[Box coordinate listings]
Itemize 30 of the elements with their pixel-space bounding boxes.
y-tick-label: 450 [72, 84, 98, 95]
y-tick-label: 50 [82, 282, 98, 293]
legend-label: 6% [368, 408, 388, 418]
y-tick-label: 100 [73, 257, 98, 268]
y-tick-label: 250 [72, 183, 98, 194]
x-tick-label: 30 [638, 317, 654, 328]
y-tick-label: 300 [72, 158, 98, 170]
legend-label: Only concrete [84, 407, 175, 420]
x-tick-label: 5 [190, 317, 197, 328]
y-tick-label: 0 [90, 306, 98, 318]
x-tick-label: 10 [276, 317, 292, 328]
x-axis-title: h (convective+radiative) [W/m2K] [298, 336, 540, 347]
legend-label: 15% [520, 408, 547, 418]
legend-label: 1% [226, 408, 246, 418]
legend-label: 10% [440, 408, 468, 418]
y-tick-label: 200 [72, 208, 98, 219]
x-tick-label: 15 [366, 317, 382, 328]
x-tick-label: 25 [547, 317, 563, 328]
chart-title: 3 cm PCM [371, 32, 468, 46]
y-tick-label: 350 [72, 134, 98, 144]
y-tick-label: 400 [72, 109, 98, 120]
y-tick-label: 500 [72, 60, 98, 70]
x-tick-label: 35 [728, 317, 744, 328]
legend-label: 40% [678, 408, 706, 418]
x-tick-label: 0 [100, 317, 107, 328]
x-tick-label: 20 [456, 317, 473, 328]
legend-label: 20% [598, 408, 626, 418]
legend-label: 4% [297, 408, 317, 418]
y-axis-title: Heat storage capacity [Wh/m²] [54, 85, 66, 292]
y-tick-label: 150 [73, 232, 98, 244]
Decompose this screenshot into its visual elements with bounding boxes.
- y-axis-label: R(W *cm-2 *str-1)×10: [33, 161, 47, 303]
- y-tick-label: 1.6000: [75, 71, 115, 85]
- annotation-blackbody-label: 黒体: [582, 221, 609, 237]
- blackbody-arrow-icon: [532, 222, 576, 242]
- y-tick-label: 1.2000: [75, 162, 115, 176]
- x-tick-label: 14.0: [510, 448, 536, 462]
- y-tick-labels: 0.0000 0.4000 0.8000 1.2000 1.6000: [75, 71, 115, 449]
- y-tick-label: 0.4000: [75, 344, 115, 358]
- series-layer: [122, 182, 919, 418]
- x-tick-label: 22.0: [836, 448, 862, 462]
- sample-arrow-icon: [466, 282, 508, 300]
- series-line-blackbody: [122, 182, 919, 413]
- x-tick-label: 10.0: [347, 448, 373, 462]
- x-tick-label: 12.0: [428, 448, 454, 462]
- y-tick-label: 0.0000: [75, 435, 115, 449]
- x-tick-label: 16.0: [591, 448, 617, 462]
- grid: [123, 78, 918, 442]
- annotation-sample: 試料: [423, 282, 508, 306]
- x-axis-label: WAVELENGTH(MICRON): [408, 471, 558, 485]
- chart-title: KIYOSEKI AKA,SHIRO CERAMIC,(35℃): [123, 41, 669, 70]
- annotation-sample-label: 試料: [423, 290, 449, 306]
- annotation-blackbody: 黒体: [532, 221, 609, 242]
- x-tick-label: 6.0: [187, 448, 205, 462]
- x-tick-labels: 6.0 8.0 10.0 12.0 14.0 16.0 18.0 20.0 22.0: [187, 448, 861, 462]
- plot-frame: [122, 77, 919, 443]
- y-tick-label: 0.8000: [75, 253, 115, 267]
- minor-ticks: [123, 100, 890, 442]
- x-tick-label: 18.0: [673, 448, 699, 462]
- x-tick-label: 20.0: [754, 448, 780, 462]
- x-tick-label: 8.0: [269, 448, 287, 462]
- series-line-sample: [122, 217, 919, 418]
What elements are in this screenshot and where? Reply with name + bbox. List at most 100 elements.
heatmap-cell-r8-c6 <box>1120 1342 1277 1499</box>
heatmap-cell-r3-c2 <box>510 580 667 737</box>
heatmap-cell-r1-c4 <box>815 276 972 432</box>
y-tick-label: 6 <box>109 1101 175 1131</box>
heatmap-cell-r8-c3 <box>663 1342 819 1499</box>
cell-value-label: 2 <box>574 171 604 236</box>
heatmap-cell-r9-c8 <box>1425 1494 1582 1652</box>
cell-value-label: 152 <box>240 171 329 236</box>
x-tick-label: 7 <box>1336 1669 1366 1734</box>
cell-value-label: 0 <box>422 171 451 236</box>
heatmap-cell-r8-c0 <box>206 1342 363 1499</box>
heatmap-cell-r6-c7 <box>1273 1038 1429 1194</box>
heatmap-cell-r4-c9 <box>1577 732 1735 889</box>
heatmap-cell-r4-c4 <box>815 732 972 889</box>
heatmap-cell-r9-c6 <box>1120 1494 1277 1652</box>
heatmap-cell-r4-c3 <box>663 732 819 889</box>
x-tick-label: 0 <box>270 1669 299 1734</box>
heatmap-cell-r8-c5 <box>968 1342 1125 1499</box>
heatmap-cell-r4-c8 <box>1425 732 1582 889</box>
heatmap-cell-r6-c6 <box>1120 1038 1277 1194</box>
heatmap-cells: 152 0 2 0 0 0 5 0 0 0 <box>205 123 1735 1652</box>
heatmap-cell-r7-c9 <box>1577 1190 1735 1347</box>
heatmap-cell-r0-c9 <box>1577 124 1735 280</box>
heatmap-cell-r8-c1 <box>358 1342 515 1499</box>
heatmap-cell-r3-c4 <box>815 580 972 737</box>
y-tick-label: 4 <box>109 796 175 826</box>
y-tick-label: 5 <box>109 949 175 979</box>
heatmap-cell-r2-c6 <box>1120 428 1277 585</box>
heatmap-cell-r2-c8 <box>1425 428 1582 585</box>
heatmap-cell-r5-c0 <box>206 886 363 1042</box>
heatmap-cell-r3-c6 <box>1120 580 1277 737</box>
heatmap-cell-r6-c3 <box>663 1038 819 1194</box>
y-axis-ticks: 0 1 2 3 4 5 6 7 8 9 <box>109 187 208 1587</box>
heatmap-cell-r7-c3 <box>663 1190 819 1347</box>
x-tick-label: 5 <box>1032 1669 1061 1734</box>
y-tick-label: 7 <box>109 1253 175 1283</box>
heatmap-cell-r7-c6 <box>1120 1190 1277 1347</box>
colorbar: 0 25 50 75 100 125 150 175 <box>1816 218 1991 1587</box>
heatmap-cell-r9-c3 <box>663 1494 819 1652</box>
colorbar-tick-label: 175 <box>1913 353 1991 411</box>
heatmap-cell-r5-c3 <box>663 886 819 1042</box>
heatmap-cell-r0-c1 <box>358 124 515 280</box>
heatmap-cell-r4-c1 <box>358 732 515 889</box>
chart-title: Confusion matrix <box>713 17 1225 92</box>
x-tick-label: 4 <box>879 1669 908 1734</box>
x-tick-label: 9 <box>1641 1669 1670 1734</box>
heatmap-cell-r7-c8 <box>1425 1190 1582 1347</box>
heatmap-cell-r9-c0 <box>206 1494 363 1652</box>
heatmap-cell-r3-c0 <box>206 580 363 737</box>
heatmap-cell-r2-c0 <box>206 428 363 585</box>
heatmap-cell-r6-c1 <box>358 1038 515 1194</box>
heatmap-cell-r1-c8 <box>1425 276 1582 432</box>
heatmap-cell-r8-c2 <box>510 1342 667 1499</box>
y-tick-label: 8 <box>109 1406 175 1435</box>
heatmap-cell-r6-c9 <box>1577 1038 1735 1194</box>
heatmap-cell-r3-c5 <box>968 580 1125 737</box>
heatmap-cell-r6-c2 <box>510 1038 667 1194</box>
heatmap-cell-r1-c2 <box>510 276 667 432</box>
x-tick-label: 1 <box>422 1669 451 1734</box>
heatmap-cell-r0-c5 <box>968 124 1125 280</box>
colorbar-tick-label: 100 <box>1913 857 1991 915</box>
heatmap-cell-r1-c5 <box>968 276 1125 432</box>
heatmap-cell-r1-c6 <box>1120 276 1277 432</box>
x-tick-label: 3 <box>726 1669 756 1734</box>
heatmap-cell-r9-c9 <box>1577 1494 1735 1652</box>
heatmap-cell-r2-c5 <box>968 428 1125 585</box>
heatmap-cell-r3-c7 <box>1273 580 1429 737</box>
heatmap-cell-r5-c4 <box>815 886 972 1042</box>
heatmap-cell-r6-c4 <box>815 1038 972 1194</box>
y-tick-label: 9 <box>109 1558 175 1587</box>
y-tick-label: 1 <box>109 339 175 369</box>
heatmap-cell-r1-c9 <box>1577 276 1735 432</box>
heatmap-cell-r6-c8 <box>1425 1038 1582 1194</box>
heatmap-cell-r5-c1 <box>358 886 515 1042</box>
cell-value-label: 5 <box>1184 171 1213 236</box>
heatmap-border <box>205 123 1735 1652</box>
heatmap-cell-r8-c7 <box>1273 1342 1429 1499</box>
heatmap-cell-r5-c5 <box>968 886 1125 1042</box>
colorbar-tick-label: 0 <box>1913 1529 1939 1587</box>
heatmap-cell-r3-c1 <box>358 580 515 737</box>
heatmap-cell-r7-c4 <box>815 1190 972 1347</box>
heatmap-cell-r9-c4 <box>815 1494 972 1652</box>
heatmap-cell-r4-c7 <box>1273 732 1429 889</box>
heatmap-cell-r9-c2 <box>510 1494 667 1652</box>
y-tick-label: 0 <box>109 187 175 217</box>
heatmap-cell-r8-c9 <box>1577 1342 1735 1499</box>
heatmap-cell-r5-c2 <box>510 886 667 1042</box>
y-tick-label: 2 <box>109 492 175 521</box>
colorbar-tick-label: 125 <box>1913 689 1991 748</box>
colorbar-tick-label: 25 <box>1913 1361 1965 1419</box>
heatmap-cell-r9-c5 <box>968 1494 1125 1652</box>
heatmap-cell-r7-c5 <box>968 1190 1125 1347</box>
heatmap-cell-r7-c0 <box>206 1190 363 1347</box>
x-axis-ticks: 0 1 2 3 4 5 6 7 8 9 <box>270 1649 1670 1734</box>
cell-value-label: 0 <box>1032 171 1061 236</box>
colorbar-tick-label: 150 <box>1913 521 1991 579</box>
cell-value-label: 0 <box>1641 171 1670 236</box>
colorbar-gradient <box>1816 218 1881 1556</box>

# [What you are asked to do]
Pick out every row above that contains the word "with", and copy each one in full.

# [Written solution]
Itemize 30 of the elements with their pixel-space bounding boxes.
Decompose this screenshot into its visual elements with bounding boxes.
What elements are in this screenshot and where? Reply with name + bbox. List at most 100 elements.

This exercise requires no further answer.